### TASK GOAL
Say only how many lines contain the word "this".

(Data listing)
╔══
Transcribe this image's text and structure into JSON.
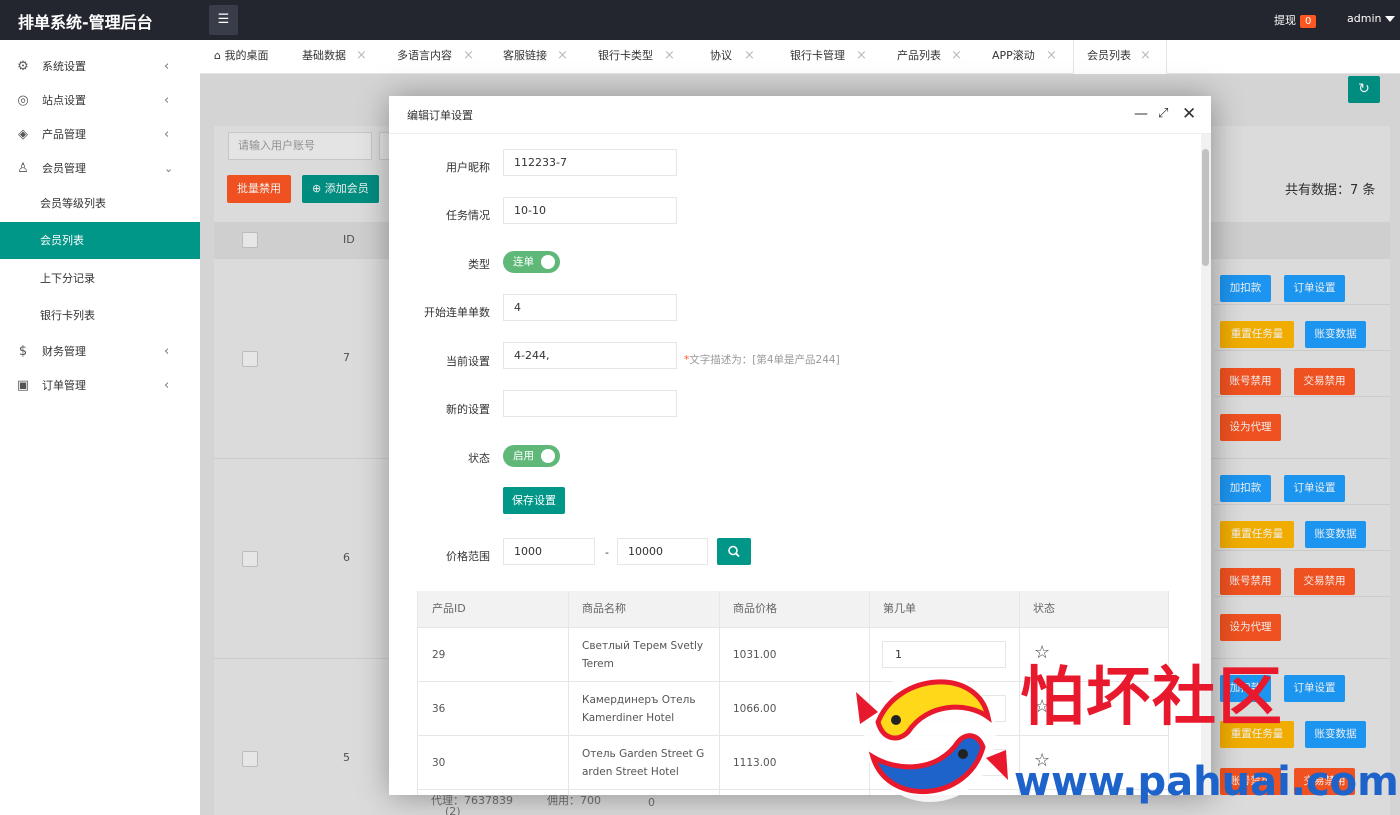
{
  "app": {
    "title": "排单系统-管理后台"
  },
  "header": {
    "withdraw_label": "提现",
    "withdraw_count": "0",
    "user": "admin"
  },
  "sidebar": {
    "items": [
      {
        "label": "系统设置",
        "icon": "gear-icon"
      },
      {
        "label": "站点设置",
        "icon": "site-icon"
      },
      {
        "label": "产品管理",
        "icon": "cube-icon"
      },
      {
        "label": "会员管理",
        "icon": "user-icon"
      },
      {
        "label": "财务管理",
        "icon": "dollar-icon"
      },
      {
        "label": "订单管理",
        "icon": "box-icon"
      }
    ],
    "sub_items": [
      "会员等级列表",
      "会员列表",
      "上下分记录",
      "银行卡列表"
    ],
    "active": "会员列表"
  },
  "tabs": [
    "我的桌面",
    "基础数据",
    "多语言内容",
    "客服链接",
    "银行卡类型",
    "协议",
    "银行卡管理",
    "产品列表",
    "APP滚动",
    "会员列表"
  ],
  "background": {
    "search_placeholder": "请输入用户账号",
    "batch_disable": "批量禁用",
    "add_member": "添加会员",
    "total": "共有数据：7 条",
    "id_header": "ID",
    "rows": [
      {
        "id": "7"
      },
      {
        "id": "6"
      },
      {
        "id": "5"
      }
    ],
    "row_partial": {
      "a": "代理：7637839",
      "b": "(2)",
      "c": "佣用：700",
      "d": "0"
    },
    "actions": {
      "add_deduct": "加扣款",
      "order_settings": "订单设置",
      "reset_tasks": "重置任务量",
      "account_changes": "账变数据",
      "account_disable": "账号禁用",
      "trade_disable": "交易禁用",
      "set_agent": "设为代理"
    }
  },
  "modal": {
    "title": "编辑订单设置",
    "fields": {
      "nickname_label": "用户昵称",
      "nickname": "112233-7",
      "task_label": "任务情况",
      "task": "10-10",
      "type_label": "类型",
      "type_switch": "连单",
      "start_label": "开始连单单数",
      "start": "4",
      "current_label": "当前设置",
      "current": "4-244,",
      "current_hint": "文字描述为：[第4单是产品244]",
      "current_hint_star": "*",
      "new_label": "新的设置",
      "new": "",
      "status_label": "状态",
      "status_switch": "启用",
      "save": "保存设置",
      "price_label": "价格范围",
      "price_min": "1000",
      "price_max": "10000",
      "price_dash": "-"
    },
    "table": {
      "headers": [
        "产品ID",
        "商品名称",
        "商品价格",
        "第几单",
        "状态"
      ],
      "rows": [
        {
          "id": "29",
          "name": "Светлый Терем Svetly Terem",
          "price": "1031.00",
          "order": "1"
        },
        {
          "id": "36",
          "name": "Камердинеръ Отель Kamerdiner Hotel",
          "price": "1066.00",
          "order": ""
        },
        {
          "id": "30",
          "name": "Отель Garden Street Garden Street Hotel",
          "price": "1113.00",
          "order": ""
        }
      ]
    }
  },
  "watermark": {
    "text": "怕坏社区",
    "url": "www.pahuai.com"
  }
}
╚══
╔══
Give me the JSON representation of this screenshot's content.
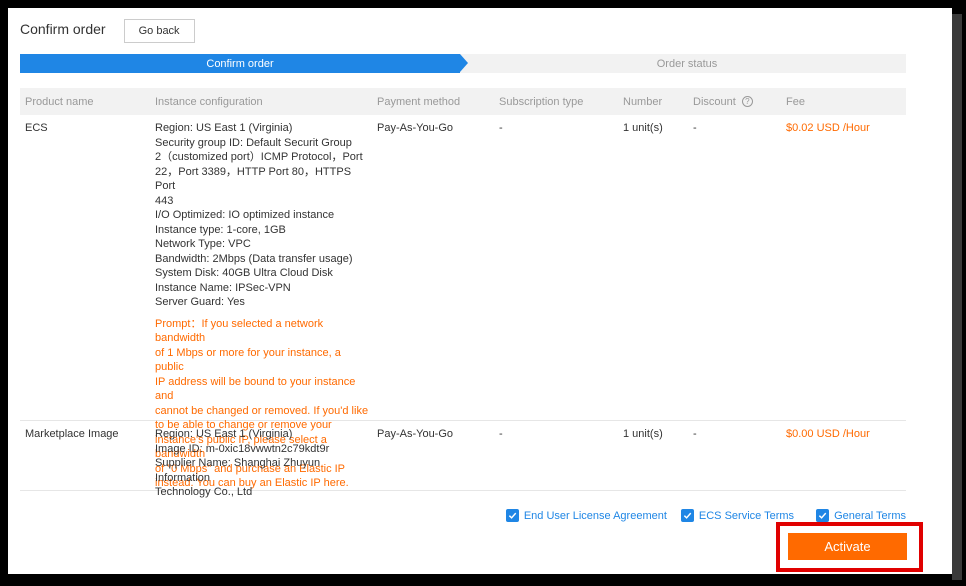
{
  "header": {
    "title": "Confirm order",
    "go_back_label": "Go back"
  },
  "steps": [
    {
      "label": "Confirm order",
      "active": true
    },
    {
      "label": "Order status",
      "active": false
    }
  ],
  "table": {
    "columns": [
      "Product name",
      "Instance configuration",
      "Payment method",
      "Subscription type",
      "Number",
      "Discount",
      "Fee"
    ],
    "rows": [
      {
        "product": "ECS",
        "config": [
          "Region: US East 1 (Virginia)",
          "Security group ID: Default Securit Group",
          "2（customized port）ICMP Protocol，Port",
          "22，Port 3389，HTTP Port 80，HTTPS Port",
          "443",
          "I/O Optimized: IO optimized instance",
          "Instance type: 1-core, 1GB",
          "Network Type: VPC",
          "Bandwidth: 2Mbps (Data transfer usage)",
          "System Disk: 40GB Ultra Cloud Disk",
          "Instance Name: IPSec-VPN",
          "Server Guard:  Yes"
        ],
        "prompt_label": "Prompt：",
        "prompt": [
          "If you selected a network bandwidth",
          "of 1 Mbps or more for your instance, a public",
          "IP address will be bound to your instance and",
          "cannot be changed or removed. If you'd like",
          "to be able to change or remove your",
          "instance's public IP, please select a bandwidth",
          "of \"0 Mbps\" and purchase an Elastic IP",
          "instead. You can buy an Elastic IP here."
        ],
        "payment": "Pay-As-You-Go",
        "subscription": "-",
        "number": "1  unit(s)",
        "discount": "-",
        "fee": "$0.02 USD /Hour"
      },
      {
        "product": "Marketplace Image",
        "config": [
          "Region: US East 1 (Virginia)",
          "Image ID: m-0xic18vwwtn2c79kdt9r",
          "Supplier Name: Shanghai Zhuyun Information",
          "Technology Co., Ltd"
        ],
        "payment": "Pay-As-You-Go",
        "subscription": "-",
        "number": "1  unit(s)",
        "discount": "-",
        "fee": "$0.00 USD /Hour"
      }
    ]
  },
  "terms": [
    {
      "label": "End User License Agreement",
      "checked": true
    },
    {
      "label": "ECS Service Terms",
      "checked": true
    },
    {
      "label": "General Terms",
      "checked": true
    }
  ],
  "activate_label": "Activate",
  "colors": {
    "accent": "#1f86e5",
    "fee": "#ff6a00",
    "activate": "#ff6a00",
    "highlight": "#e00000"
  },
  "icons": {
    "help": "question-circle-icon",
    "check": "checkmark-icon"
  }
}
╚══
### THE ANSWER
2